◆ The task: Without including any pictures, return the records below exactly as written.

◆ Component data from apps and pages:

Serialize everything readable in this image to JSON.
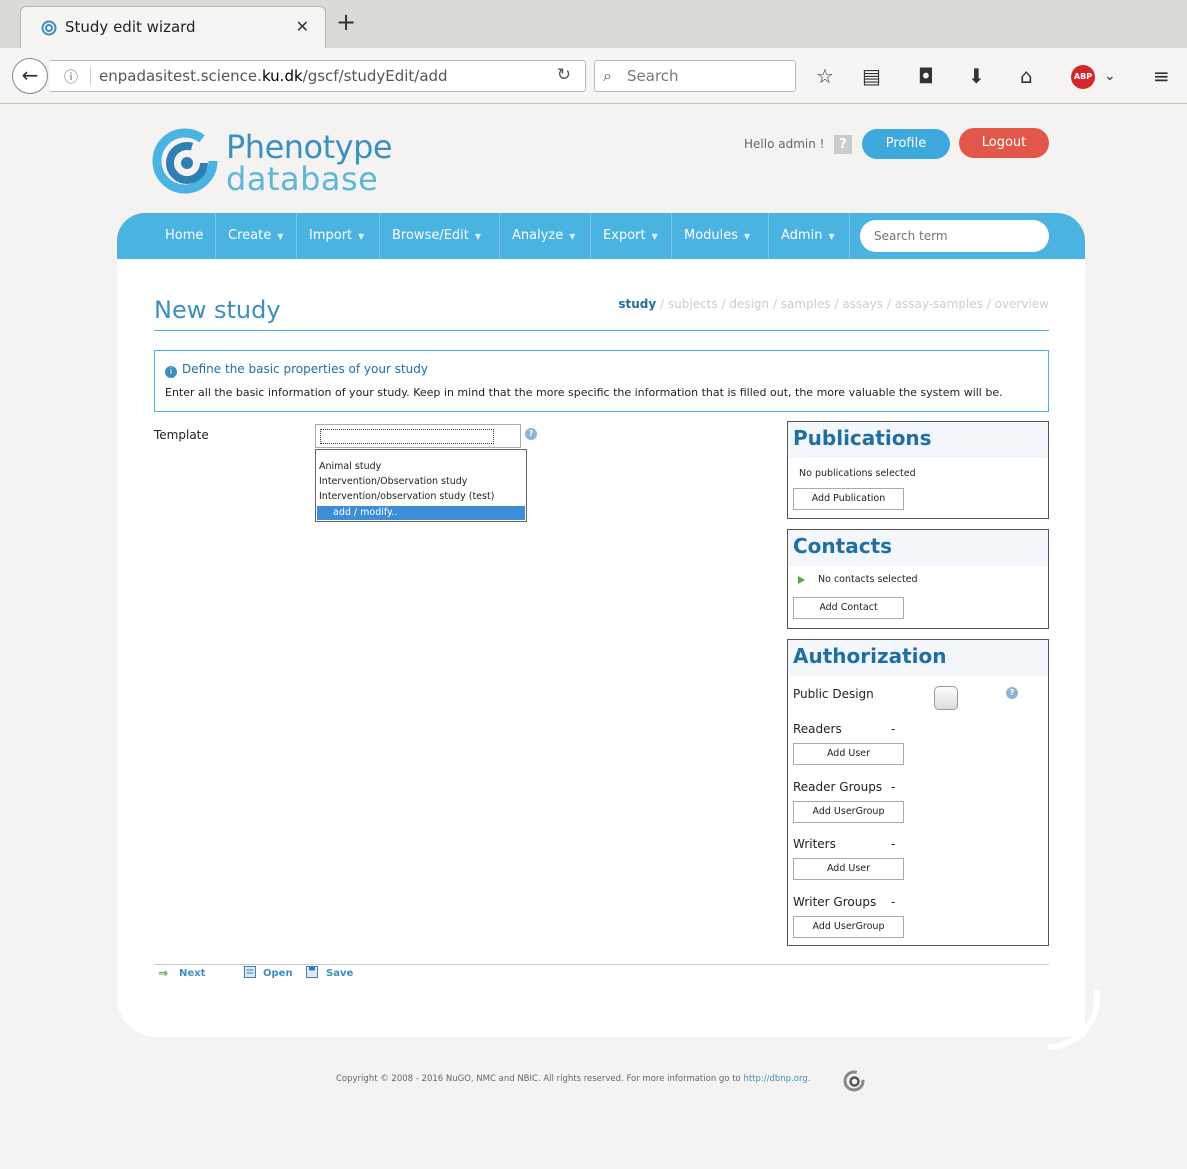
{
  "browser": {
    "tab_title": "Study edit wizard",
    "url_prefix": "enpadasitest.science.",
    "url_domain": "ku.dk",
    "url_path": "/gscf/studyEdit/add",
    "search_placeholder": "Search",
    "abp_label": "ABP"
  },
  "header": {
    "logo_line1": "Phenotype",
    "logo_line2": "database",
    "greeting": "Hello admin !",
    "help_label": "?",
    "profile_label": "Profile",
    "logout_label": "Logout"
  },
  "menu": {
    "items": [
      {
        "label": "Home",
        "has_caret": false
      },
      {
        "label": "Create",
        "has_caret": true
      },
      {
        "label": "Import",
        "has_caret": true
      },
      {
        "label": "Browse/Edit",
        "has_caret": true
      },
      {
        "label": "Analyze",
        "has_caret": true
      },
      {
        "label": "Export",
        "has_caret": true
      },
      {
        "label": "Modules",
        "has_caret": true
      },
      {
        "label": "Admin",
        "has_caret": true
      }
    ],
    "search_placeholder": "Search term"
  },
  "page": {
    "title": "New study",
    "steps": [
      "study",
      "subjects",
      "design",
      "samples",
      "assays",
      "assay-samples",
      "overview"
    ],
    "active_step": "study",
    "info_title": "Define the basic properties of your study",
    "info_text": "Enter all the basic information of your study. Keep in mind that the more specific the information that is filled out, the more valuable the system will be."
  },
  "template": {
    "label": "Template",
    "options": [
      "Animal study",
      "Intervention/Observation study",
      "Intervention/observation study (test)"
    ],
    "highlighted_option": "add / modify.."
  },
  "publications": {
    "title": "Publications",
    "empty_text": "No publications selected",
    "add_label": "Add Publication"
  },
  "contacts": {
    "title": "Contacts",
    "empty_text": "No contacts selected",
    "add_label": "Add Contact"
  },
  "authorization": {
    "title": "Authorization",
    "public_design_label": "Public Design",
    "rows": [
      {
        "label": "Readers",
        "value": "-",
        "button": "Add User"
      },
      {
        "label": "Reader Groups",
        "value": "-",
        "button": "Add UserGroup"
      },
      {
        "label": "Writers",
        "value": "-",
        "button": "Add User"
      },
      {
        "label": "Writer Groups",
        "value": "-",
        "button": "Add UserGroup"
      }
    ]
  },
  "footer_actions": {
    "next_label": "Next",
    "open_label": "Open",
    "save_label": "Save"
  },
  "copyright": {
    "text": "Copyright © 2008 - 2016 NuGO, NMC and NBIC. All rights reserved. For more information go to ",
    "link_text": "http://dbnp.org."
  },
  "colors": {
    "accent": "#4ab3e2",
    "title_blue": "#3d8fbf",
    "profile": "#3ea9dd",
    "logout": "#e1574a",
    "selected_option": "#3c8ed6"
  }
}
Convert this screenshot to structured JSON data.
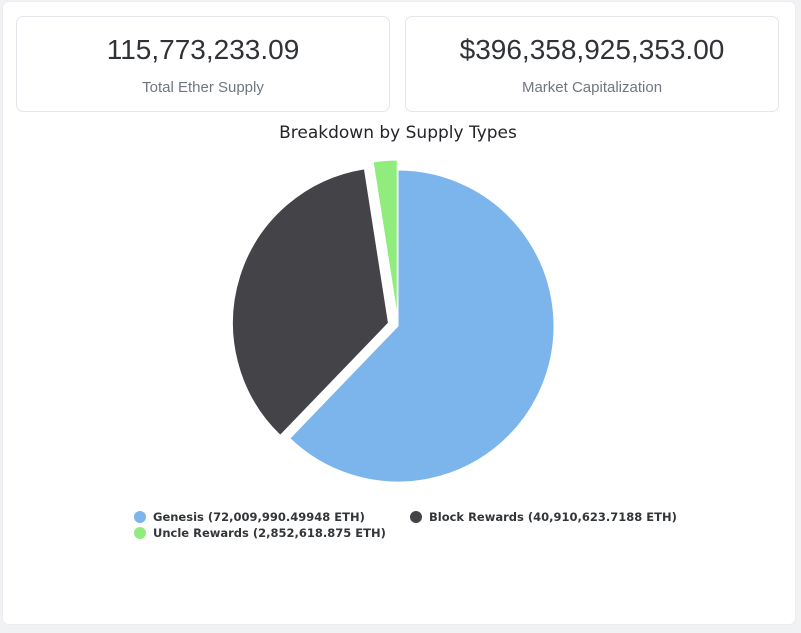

◆ Answer to the problem:
Serialize everything readable in this image to JSON.
{
  "browser": {
    "tab_title": "Study edit wizard",
    "url_prefix": "enpadasitest.science.",
    "url_domain": "ku.dk",
    "url_path": "/gscf/studyEdit/add",
    "search_placeholder": "Search",
    "abp_label": "ABP"
  },
  "header": {
    "logo_line1": "Phenotype",
    "logo_line2": "database",
    "greeting": "Hello admin !",
    "help_label": "?",
    "profile_label": "Profile",
    "logout_label": "Logout"
  },
  "menu": {
    "items": [
      {
        "label": "Home",
        "has_caret": false
      },
      {
        "label": "Create",
        "has_caret": true
      },
      {
        "label": "Import",
        "has_caret": true
      },
      {
        "label": "Browse/Edit",
        "has_caret": true
      },
      {
        "label": "Analyze",
        "has_caret": true
      },
      {
        "label": "Export",
        "has_caret": true
      },
      {
        "label": "Modules",
        "has_caret": true
      },
      {
        "label": "Admin",
        "has_caret": true
      }
    ],
    "search_placeholder": "Search term"
  },
  "page": {
    "title": "New study",
    "steps": [
      "study",
      "subjects",
      "design",
      "samples",
      "assays",
      "assay-samples",
      "overview"
    ],
    "active_step": "study",
    "info_title": "Define the basic properties of your study",
    "info_text": "Enter all the basic information of your study. Keep in mind that the more specific the information that is filled out, the more valuable the system will be."
  },
  "template": {
    "label": "Template",
    "options": [
      "Animal study",
      "Intervention/Observation study",
      "Intervention/observation study (test)"
    ],
    "highlighted_option": "add / modify.."
  },
  "publications": {
    "title": "Publications",
    "empty_text": "No publications selected",
    "add_label": "Add Publication"
  },
  "contacts": {
    "title": "Contacts",
    "empty_text": "No contacts selected",
    "add_label": "Add Contact"
  },
  "authorization": {
    "title": "Authorization",
    "public_design_label": "Public Design",
    "rows": [
      {
        "label": "Readers",
        "value": "-",
        "button": "Add User"
      },
      {
        "label": "Reader Groups",
        "value": "-",
        "button": "Add UserGroup"
      },
      {
        "label": "Writers",
        "value": "-",
        "button": "Add User"
      },
      {
        "label": "Writer Groups",
        "value": "-",
        "button": "Add UserGroup"
      }
    ]
  },
  "footer_actions": {
    "next_label": "Next",
    "open_label": "Open",
    "save_label": "Save"
  },
  "copyright": {
    "text": "Copyright © 2008 - 2016 NuGO, NMC and NBIC. All rights reserved. For more information go to ",
    "link_text": "http://dbnp.org."
  },
  "colors": {
    "accent": "#4ab3e2",
    "title_blue": "#3d8fbf",
    "profile": "#3ea9dd",
    "logout": "#e1574a",
    "selected_option": "#3c8ed6"
  }
}
Convert this screenshot to structured JSON data.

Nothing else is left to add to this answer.